> [WHAT YOU HAVE TO DO] Set each record down exactly, excluding all images.

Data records

──────────

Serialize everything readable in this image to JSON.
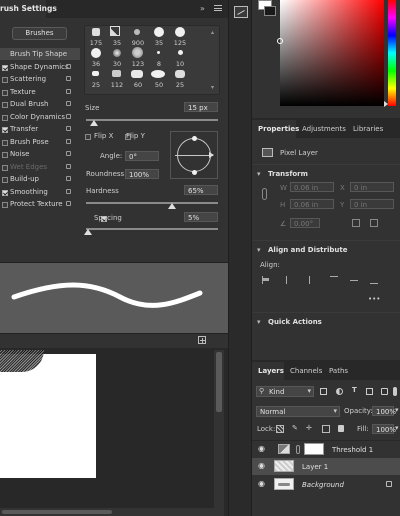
{
  "brush_panel": {
    "tab_title": "rush Settings",
    "brushes_button": "Brushes",
    "options": [
      {
        "label": "Brush Tip Shape",
        "checked": null,
        "lock": false,
        "active": true
      },
      {
        "label": "Shape Dynamics",
        "checked": true,
        "lock": true
      },
      {
        "label": "Scattering",
        "checked": false,
        "lock": true
      },
      {
        "label": "Texture",
        "checked": false,
        "lock": true
      },
      {
        "label": "Dual Brush",
        "checked": false,
        "lock": true
      },
      {
        "label": "Color Dynamics",
        "checked": false,
        "lock": true
      },
      {
        "label": "Transfer",
        "checked": true,
        "lock": true
      },
      {
        "label": "Brush Pose",
        "checked": false,
        "lock": true
      },
      {
        "label": "Noise",
        "checked": false,
        "lock": true
      },
      {
        "label": "Wet Edges",
        "checked": false,
        "lock": true,
        "dim": true
      },
      {
        "label": "Build-up",
        "checked": false,
        "lock": true
      },
      {
        "label": "Smoothing",
        "checked": true,
        "lock": true
      },
      {
        "label": "Protect Texture",
        "checked": false,
        "lock": true
      }
    ],
    "tip_sizes_row1": [
      "175",
      "35",
      "900",
      "35",
      "125"
    ],
    "tip_sizes_row2": [
      "36",
      "30",
      "123",
      "8",
      "10"
    ],
    "tip_sizes_row3": [
      "25",
      "112",
      "60",
      "50",
      "25"
    ],
    "size_label": "Size",
    "size_value": "15 px",
    "flip_x": "Flip X",
    "flip_y": "Flip Y",
    "angle_label": "Angle:",
    "angle_value": "0°",
    "roundness_label": "Roundness:",
    "roundness_value": "100%",
    "hardness_label": "Hardness",
    "hardness_value": "65%",
    "spacing_label": "Spacing",
    "spacing_value": "5%"
  },
  "properties_panel": {
    "tabs": [
      "Properties",
      "Adjustments",
      "Libraries"
    ],
    "layer_type": "Pixel Layer",
    "transform_title": "Transform",
    "w_label": "W",
    "w_value": "0.06 in",
    "x_label": "X",
    "x_value": "0 in",
    "h_label": "H",
    "h_value": "0.06 in",
    "y_label": "Y",
    "y_value": "0 in",
    "angle_value": "0.00°",
    "align_title": "Align and Distribute",
    "align_label": "Align:",
    "more": "•••",
    "quick_actions_title": "Quick Actions"
  },
  "layers_panel": {
    "tabs": [
      "Layers",
      "Channels",
      "Paths"
    ],
    "filter_kind": "Kind",
    "blend_mode": "Normal",
    "opacity_label": "Opacity:",
    "opacity_value": "100%",
    "lock_label": "Lock:",
    "fill_label": "Fill:",
    "fill_value": "100%",
    "layers": [
      {
        "name": "Threshold 1",
        "italic": false,
        "selected": false
      },
      {
        "name": "Layer 1",
        "italic": false,
        "selected": true
      },
      {
        "name": "Background",
        "italic": true,
        "selected": false
      }
    ]
  },
  "colors": {
    "panel_bg": "#323232",
    "dark_bg": "#282828",
    "accent_blue": "#2d7fd8",
    "selected_row": "#4c4c4c"
  }
}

──────────

> [EXPECTED ANSWER]
Serialize everything readable in this image to JSON.
{
  "brush_panel": {
    "tab_title": "rush Settings",
    "brushes_button": "Brushes",
    "options": [
      {
        "label": "Brush Tip Shape",
        "checked": null,
        "lock": false,
        "active": true
      },
      {
        "label": "Shape Dynamics",
        "checked": true,
        "lock": true
      },
      {
        "label": "Scattering",
        "checked": false,
        "lock": true
      },
      {
        "label": "Texture",
        "checked": false,
        "lock": true
      },
      {
        "label": "Dual Brush",
        "checked": false,
        "lock": true
      },
      {
        "label": "Color Dynamics",
        "checked": false,
        "lock": true
      },
      {
        "label": "Transfer",
        "checked": true,
        "lock": true
      },
      {
        "label": "Brush Pose",
        "checked": false,
        "lock": true
      },
      {
        "label": "Noise",
        "checked": false,
        "lock": true
      },
      {
        "label": "Wet Edges",
        "checked": false,
        "lock": true,
        "dim": true
      },
      {
        "label": "Build-up",
        "checked": false,
        "lock": true
      },
      {
        "label": "Smoothing",
        "checked": true,
        "lock": true
      },
      {
        "label": "Protect Texture",
        "checked": false,
        "lock": true
      }
    ],
    "tip_sizes_row1": [
      "175",
      "35",
      "900",
      "35",
      "125"
    ],
    "tip_sizes_row2": [
      "36",
      "30",
      "123",
      "8",
      "10"
    ],
    "tip_sizes_row3": [
      "25",
      "112",
      "60",
      "50",
      "25"
    ],
    "size_label": "Size",
    "size_value": "15 px",
    "flip_x": "Flip X",
    "flip_y": "Flip Y",
    "angle_label": "Angle:",
    "angle_value": "0°",
    "roundness_label": "Roundness:",
    "roundness_value": "100%",
    "hardness_label": "Hardness",
    "hardness_value": "65%",
    "spacing_label": "Spacing",
    "spacing_value": "5%"
  },
  "properties_panel": {
    "tabs": [
      "Properties",
      "Adjustments",
      "Libraries"
    ],
    "layer_type": "Pixel Layer",
    "transform_title": "Transform",
    "w_label": "W",
    "w_value": "0.06 in",
    "x_label": "X",
    "x_value": "0 in",
    "h_label": "H",
    "h_value": "0.06 in",
    "y_label": "Y",
    "y_value": "0 in",
    "angle_value": "0.00°",
    "align_title": "Align and Distribute",
    "align_label": "Align:",
    "more": "•••",
    "quick_actions_title": "Quick Actions"
  },
  "layers_panel": {
    "tabs": [
      "Layers",
      "Channels",
      "Paths"
    ],
    "filter_kind": "Kind",
    "blend_mode": "Normal",
    "opacity_label": "Opacity:",
    "opacity_value": "100%",
    "lock_label": "Lock:",
    "fill_label": "Fill:",
    "fill_value": "100%",
    "layers": [
      {
        "name": "Threshold 1",
        "italic": false,
        "selected": false
      },
      {
        "name": "Layer 1",
        "italic": false,
        "selected": true
      },
      {
        "name": "Background",
        "italic": true,
        "selected": false
      }
    ]
  },
  "colors": {
    "panel_bg": "#323232",
    "dark_bg": "#282828",
    "accent_blue": "#2d7fd8",
    "selected_row": "#4c4c4c"
  }
}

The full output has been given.